**GOAL OF THE EXERCISE**:
Copy verbatim the lines of the records below, from the first line through the line containing "- illustration-beading-drops: [11, 3, 167, 161]", with both of those lines included.

Element and coordinate records
╔══

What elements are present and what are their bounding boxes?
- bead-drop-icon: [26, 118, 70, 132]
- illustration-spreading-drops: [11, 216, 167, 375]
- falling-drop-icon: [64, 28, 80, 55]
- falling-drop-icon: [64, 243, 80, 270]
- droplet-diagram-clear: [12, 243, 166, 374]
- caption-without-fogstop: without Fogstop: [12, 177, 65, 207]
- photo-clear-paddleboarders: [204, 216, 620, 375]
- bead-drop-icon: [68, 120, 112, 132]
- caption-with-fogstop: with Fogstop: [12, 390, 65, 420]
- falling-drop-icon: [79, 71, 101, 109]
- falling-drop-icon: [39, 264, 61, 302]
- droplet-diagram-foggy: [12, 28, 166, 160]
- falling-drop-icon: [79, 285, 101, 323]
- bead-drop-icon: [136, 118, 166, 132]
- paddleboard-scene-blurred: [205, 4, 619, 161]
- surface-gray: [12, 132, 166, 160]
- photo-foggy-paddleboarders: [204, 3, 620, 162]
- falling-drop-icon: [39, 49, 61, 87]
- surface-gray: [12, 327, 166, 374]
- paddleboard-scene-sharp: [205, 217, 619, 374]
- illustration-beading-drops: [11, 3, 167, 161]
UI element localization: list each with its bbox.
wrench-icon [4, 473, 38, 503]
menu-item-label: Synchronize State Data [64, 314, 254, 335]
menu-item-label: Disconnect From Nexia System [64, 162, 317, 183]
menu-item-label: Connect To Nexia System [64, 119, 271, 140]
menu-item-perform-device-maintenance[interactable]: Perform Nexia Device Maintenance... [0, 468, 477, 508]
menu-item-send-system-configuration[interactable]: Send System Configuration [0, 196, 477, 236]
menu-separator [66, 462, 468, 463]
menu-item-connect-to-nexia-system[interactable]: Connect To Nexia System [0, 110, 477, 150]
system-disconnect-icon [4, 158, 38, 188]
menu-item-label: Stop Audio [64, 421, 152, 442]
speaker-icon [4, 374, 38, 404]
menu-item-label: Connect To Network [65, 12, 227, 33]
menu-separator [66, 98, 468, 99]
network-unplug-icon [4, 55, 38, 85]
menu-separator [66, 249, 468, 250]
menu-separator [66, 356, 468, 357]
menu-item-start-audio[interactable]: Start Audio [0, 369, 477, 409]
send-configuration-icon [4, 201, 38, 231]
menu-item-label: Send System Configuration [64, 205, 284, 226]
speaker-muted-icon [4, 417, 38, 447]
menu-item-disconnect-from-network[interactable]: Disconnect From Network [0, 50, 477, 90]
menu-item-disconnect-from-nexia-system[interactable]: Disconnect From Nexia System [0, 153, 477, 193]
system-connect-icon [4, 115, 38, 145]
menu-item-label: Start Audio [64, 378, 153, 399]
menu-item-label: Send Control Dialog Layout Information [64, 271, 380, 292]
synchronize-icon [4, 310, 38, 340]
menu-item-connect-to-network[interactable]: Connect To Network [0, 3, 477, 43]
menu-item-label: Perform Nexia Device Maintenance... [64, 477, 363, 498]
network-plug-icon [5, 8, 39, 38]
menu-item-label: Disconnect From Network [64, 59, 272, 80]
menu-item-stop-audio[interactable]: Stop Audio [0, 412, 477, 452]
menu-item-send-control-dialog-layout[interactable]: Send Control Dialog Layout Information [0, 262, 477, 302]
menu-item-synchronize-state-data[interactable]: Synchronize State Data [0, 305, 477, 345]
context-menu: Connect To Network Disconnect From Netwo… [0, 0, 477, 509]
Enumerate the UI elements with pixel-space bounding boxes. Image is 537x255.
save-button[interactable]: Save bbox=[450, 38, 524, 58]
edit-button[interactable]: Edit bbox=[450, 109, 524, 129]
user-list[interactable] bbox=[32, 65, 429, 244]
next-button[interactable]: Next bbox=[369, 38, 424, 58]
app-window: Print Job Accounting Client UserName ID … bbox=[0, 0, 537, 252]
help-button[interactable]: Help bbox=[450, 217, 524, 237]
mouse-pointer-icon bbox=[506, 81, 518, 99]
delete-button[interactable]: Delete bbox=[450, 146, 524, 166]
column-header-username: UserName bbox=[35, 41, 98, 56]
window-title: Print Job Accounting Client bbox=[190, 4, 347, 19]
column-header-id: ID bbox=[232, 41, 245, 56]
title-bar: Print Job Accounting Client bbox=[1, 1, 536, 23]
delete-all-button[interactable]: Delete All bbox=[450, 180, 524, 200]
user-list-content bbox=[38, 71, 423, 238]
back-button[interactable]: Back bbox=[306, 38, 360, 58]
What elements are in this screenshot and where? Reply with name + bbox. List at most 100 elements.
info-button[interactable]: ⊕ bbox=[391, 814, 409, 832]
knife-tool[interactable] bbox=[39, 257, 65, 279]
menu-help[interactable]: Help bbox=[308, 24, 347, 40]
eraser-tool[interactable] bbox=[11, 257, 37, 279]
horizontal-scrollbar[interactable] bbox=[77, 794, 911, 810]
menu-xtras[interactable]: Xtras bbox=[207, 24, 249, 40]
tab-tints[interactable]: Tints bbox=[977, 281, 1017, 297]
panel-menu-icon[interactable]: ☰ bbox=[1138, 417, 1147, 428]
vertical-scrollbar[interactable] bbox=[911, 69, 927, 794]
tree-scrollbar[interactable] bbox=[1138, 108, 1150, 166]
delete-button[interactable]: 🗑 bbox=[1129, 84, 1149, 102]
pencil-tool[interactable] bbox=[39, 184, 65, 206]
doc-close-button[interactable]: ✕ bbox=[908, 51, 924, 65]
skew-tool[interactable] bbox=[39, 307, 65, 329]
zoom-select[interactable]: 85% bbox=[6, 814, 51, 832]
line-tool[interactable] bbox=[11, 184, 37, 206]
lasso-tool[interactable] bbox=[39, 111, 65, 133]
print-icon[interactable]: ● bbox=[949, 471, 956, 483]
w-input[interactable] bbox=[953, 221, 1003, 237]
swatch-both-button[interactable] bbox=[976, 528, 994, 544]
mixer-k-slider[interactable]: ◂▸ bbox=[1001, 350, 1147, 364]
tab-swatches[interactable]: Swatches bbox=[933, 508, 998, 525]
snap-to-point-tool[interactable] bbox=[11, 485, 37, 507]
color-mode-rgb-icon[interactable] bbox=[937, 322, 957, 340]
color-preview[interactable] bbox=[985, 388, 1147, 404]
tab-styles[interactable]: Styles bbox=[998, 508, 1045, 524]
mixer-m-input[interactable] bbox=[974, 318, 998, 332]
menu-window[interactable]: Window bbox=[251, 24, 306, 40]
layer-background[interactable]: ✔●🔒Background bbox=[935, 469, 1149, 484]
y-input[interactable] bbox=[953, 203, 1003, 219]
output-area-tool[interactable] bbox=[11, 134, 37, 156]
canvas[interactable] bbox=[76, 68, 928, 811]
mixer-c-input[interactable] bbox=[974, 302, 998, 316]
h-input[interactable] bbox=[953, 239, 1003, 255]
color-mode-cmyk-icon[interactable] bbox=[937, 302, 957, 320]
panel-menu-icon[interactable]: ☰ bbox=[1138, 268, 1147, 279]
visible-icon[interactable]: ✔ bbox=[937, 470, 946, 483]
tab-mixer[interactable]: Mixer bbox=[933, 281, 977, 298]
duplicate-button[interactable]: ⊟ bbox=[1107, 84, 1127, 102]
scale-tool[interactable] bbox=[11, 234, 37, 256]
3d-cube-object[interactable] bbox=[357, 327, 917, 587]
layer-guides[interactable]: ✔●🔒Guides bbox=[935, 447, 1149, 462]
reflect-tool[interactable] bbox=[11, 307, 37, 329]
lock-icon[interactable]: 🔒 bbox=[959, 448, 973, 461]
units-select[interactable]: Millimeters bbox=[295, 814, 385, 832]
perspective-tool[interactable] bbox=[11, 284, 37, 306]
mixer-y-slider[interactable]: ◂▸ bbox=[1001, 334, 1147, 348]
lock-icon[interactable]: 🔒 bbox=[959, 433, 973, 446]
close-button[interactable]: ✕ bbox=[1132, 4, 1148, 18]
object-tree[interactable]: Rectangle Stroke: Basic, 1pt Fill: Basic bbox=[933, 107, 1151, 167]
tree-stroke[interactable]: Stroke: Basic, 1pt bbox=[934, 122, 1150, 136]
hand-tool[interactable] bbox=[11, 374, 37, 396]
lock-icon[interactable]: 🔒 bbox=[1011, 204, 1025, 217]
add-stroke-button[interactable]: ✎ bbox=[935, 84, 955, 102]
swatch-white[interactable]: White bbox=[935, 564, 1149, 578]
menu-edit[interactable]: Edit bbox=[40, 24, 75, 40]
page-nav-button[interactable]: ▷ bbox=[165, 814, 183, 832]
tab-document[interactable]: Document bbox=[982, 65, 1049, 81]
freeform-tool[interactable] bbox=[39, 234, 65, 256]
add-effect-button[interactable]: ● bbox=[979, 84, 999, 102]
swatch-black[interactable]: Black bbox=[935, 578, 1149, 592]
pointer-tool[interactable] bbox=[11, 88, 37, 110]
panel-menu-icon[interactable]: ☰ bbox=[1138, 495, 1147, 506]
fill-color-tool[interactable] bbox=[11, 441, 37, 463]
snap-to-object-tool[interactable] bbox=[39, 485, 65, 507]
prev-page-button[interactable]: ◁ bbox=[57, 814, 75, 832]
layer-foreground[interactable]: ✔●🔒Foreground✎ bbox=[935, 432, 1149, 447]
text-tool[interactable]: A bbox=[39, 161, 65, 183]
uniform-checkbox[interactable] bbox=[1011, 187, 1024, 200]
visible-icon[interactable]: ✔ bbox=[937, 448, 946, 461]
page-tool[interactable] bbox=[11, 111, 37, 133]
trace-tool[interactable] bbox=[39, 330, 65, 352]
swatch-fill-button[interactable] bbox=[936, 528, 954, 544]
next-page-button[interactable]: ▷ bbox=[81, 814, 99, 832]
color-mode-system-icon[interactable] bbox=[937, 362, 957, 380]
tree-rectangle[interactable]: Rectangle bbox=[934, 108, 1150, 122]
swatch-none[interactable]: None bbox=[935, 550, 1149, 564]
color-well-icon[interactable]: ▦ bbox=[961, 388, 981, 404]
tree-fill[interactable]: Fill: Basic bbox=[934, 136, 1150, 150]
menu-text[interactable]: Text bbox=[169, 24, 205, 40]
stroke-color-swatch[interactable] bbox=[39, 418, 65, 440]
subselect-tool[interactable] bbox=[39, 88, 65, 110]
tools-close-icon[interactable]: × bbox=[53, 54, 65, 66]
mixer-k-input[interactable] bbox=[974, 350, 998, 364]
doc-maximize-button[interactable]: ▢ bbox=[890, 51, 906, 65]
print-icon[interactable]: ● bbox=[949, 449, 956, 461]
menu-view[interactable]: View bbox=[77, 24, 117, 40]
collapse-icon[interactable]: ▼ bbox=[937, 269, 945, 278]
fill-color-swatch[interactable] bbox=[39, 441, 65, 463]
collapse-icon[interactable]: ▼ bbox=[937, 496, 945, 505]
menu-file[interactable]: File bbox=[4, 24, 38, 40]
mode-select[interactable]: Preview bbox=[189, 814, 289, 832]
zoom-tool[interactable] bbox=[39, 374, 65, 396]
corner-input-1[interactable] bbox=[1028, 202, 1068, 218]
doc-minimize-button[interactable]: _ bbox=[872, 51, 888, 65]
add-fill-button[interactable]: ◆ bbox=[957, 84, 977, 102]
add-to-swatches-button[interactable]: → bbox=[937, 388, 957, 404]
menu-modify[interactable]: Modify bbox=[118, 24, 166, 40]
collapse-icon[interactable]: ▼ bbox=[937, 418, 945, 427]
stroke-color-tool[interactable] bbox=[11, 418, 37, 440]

╚══

**RESULT OF THIS EXERCISE**:
What elements are present and what are their bounding boxes?
- bead-drop-icon: [26, 118, 70, 132]
- illustration-spreading-drops: [11, 216, 167, 375]
- falling-drop-icon: [64, 28, 80, 55]
- falling-drop-icon: [64, 243, 80, 270]
- droplet-diagram-clear: [12, 243, 166, 374]
- caption-without-fogstop: without Fogstop: [12, 177, 65, 207]
- photo-clear-paddleboarders: [204, 216, 620, 375]
- bead-drop-icon: [68, 120, 112, 132]
- caption-with-fogstop: with Fogstop: [12, 390, 65, 420]
- falling-drop-icon: [79, 71, 101, 109]
- falling-drop-icon: [39, 264, 61, 302]
- droplet-diagram-foggy: [12, 28, 166, 160]
- falling-drop-icon: [79, 285, 101, 323]
- bead-drop-icon: [136, 118, 166, 132]
- paddleboard-scene-blurred: [205, 4, 619, 161]
- surface-gray: [12, 132, 166, 160]
- photo-foggy-paddleboarders: [204, 3, 620, 162]
- falling-drop-icon: [39, 49, 61, 87]
- surface-gray: [12, 327, 166, 374]
- paddleboard-scene-sharp: [205, 217, 619, 374]
- illustration-beading-drops: [11, 3, 167, 161]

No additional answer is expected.